- _AIM_:
Copy each line containing the word "name" from the records that follow, please.

============================================================

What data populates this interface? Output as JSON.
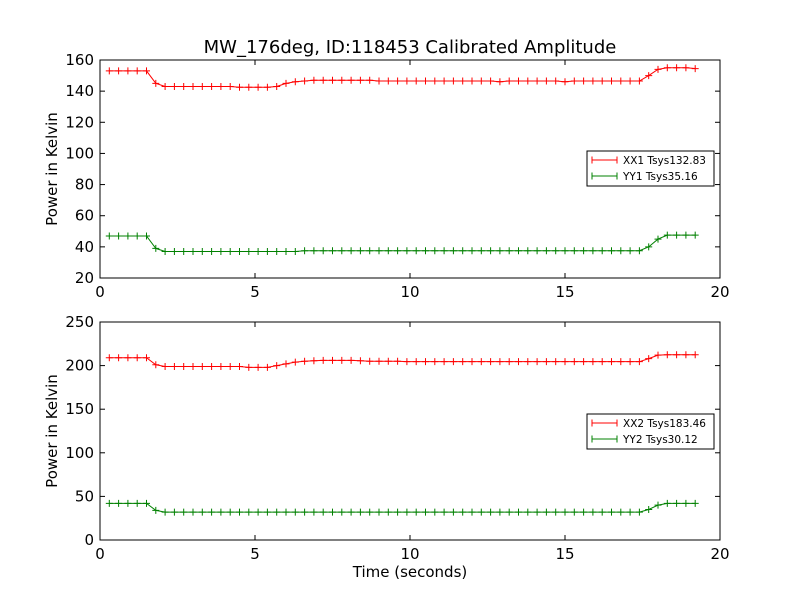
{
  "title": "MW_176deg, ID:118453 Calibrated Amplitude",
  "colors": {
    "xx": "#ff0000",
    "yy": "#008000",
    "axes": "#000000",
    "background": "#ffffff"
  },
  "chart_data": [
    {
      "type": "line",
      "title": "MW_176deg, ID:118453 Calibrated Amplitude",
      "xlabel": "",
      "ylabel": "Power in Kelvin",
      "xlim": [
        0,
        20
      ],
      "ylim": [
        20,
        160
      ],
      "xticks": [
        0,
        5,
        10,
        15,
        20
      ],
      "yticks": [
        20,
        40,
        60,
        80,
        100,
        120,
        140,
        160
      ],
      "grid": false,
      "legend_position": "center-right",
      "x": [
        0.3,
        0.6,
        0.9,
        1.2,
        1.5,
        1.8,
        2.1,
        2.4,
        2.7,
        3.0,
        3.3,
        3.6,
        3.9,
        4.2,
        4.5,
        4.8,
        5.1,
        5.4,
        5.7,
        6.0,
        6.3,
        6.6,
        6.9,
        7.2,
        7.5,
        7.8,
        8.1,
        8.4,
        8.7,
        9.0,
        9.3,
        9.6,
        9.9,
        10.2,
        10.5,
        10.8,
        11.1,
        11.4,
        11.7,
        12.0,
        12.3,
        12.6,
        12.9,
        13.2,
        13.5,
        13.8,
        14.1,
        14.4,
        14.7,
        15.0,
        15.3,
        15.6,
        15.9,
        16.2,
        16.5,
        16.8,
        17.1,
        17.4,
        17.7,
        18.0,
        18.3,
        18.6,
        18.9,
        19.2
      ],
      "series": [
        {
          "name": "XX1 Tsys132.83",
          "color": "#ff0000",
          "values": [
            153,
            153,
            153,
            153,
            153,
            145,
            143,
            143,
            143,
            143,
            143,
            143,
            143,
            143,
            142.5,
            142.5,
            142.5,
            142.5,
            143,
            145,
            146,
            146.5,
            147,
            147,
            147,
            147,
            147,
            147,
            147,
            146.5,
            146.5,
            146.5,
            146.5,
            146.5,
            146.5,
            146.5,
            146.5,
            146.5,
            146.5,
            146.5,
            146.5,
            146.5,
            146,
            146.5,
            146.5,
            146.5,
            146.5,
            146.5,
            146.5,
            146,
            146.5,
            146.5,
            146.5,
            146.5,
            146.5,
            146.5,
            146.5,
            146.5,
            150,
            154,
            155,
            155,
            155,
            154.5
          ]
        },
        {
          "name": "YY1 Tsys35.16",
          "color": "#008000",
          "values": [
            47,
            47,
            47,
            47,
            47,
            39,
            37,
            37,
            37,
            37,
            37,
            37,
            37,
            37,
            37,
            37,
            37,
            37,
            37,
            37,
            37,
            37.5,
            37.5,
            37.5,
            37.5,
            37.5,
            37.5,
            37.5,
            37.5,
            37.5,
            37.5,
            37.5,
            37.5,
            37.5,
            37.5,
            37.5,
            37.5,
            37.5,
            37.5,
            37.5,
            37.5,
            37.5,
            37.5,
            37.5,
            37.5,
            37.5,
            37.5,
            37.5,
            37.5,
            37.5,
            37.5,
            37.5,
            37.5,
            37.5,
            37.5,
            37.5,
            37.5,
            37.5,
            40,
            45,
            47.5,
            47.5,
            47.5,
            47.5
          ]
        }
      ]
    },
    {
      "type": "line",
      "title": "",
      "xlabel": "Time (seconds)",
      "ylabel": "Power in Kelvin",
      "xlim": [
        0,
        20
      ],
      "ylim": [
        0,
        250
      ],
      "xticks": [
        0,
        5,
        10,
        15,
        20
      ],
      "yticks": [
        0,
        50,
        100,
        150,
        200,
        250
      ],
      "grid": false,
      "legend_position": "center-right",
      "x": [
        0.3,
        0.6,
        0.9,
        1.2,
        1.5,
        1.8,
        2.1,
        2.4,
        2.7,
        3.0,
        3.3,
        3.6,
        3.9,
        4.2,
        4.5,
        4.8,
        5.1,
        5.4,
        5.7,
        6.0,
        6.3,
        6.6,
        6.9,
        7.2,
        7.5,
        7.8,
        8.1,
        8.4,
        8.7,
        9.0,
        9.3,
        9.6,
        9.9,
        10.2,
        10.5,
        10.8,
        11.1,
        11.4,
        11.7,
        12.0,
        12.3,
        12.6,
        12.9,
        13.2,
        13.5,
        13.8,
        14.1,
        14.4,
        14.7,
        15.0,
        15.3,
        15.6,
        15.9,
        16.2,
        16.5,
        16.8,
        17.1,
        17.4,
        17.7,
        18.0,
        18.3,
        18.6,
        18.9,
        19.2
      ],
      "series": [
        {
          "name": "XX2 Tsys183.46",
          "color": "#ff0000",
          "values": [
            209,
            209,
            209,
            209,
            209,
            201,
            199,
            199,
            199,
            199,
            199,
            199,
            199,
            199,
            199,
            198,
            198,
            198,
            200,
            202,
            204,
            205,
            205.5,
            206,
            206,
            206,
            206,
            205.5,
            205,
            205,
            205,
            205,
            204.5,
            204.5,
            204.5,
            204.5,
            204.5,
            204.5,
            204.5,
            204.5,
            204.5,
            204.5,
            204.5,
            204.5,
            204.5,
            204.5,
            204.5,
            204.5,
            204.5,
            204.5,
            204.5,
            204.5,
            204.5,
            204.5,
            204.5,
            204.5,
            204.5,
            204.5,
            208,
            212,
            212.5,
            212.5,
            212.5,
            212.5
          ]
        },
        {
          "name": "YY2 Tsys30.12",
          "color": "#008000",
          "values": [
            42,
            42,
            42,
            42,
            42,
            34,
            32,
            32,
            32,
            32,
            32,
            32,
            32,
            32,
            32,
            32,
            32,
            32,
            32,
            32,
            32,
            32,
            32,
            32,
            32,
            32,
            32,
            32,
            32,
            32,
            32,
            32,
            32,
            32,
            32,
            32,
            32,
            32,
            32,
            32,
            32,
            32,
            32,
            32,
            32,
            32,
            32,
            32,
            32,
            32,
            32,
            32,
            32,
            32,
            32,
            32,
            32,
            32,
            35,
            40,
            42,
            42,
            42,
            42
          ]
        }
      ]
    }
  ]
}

============================================================

- _EXERCISE SOLUTION_:
          "name": "XX1 Tsys132.83",
          "name": "YY1 Tsys35.16",
          "name": "XX2 Tsys183.46",
          "name": "YY2 Tsys30.12",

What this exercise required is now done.